--- START Input for this task ---
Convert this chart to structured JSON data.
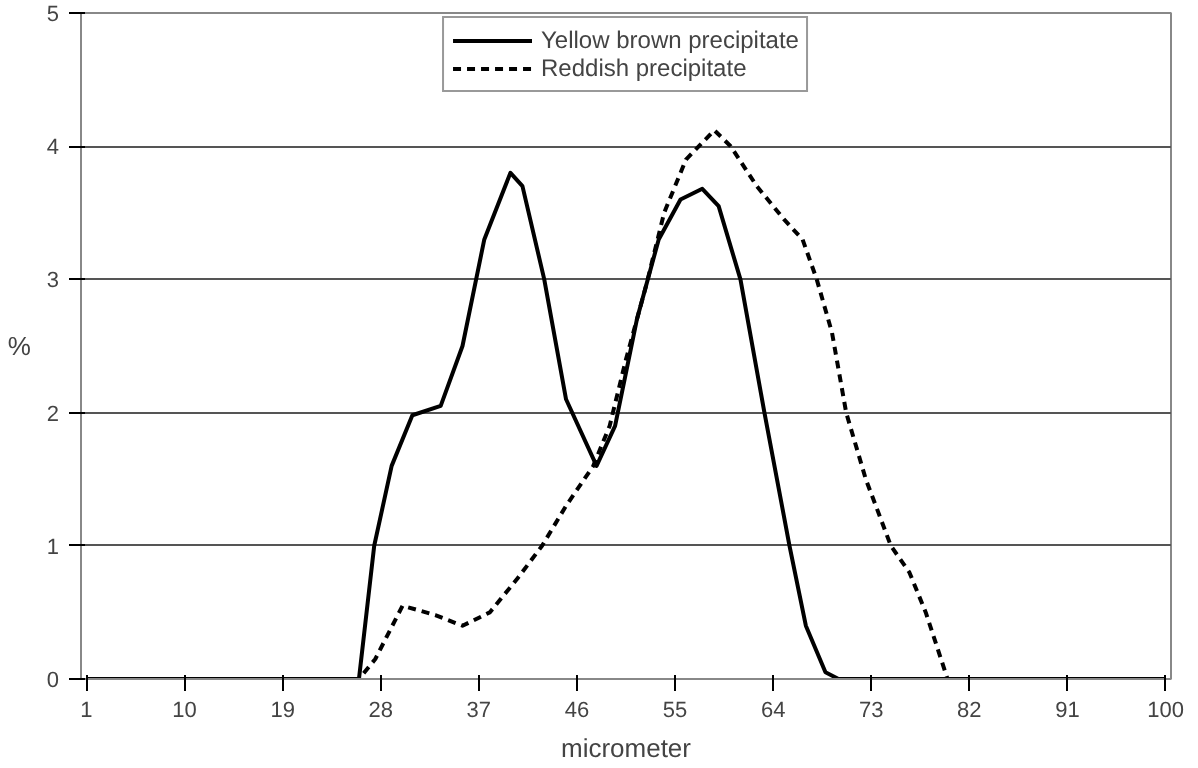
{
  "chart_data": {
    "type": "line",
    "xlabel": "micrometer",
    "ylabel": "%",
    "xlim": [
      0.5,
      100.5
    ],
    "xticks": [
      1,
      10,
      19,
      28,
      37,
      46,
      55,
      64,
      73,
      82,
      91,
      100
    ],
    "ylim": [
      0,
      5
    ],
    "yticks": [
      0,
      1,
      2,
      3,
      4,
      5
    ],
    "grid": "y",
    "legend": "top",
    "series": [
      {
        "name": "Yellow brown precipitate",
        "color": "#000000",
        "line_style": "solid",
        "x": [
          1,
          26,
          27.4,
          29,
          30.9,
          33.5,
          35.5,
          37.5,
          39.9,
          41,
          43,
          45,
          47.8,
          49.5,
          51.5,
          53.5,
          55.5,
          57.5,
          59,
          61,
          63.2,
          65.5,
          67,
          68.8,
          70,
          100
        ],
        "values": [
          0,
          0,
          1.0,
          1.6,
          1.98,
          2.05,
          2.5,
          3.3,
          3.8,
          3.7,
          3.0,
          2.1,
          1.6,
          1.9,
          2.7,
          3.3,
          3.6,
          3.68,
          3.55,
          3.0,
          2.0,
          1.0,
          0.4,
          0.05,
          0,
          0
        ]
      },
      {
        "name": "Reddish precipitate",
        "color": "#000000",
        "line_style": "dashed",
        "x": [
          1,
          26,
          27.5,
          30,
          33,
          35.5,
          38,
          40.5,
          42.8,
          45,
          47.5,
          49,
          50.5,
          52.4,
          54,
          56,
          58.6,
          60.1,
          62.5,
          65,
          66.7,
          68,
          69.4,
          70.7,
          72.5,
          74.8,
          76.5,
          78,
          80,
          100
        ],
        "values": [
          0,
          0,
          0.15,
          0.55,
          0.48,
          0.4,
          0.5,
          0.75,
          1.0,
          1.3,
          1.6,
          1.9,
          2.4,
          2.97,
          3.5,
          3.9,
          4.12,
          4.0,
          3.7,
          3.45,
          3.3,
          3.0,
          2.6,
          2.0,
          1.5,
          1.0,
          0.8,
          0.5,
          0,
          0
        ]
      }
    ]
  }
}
--- END Input for this task ---
Given exercise. List every line from the entries above in which "name" appears.

Exercise answer.
        "name": "Yellow brown precipitate",
        "name": "Reddish precipitate",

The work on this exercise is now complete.